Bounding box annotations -
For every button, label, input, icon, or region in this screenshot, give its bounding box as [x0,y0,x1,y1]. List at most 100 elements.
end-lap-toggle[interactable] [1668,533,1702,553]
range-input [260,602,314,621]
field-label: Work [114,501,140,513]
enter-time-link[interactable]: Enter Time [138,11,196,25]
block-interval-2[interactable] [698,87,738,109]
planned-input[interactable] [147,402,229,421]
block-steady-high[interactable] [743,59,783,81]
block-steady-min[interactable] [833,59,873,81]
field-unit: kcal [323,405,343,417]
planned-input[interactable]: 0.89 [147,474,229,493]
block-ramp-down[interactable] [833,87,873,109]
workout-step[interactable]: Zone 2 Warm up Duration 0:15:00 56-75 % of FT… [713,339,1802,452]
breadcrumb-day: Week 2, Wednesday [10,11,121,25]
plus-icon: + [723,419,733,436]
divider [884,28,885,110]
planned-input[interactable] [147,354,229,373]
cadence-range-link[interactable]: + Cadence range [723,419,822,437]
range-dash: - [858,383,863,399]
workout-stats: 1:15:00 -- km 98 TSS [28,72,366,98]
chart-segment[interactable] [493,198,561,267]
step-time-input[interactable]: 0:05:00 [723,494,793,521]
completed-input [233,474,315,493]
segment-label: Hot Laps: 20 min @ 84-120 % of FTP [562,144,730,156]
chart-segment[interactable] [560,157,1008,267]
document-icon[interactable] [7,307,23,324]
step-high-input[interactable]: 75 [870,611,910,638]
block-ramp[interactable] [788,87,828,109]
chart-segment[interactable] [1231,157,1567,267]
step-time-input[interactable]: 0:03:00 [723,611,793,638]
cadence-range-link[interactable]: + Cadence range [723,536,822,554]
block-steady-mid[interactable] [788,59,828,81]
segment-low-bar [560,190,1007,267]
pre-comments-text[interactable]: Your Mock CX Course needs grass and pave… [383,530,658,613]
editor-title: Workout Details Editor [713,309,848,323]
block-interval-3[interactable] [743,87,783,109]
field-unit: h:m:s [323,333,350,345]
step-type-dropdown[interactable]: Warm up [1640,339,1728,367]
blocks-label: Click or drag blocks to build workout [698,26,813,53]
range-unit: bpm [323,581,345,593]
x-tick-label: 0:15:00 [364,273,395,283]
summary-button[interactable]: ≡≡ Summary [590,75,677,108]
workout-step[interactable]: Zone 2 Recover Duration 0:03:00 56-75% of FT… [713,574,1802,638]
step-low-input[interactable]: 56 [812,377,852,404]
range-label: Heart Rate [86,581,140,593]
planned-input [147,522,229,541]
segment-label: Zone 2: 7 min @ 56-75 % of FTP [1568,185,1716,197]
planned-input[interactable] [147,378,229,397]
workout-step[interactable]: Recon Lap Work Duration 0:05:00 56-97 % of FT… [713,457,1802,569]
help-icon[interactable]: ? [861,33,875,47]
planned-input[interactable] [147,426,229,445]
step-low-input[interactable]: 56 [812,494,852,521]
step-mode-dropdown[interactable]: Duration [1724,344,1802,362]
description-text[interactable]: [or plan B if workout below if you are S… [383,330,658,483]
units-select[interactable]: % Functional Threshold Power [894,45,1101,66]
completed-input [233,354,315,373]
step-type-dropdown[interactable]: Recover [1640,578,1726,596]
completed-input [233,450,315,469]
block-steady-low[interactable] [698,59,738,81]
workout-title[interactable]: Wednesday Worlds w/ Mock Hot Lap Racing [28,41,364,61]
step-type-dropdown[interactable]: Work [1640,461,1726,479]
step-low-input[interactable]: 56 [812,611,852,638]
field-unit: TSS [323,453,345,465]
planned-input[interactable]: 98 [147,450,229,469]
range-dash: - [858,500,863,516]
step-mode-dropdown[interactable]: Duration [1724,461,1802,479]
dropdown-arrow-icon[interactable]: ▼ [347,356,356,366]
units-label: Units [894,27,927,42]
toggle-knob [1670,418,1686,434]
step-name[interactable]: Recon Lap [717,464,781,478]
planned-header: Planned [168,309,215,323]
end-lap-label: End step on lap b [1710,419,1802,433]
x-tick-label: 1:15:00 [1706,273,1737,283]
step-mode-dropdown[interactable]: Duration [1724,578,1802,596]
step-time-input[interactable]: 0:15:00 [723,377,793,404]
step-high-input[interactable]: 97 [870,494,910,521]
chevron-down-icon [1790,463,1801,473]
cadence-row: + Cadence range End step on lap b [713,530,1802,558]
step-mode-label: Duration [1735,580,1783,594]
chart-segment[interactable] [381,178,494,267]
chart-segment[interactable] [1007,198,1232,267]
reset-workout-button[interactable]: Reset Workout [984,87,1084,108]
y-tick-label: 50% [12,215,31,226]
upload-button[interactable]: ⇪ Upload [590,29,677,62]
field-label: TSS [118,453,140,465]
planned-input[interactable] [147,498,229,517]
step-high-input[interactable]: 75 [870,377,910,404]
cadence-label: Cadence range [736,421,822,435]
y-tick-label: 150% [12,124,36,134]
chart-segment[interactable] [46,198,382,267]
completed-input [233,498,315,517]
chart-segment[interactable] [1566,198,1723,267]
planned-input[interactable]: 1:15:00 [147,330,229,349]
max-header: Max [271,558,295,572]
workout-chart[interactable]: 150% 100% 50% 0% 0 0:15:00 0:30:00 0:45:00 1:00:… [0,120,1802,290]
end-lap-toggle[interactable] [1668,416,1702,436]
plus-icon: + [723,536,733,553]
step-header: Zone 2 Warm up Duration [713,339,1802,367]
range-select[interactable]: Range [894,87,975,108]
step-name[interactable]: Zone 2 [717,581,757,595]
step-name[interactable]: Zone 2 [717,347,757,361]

Written request -
Write out the records, starting at the first line and stopping after the line that contains "field-unit: kcal [323,405,343,417]", with that line included.

Exercise answer -
For every button, label, input, icon, or region in this screenshot, give its bounding box as [x0,y0,x1,y1]. List at most 100 elements.
end-lap-toggle[interactable] [1668,533,1702,553]
range-input [260,602,314,621]
field-label: Work [114,501,140,513]
enter-time-link[interactable]: Enter Time [138,11,196,25]
block-interval-2[interactable] [698,87,738,109]
planned-input[interactable] [147,402,229,421]
block-steady-high[interactable] [743,59,783,81]
block-steady-min[interactable] [833,59,873,81]
field-unit: kcal [323,405,343,417]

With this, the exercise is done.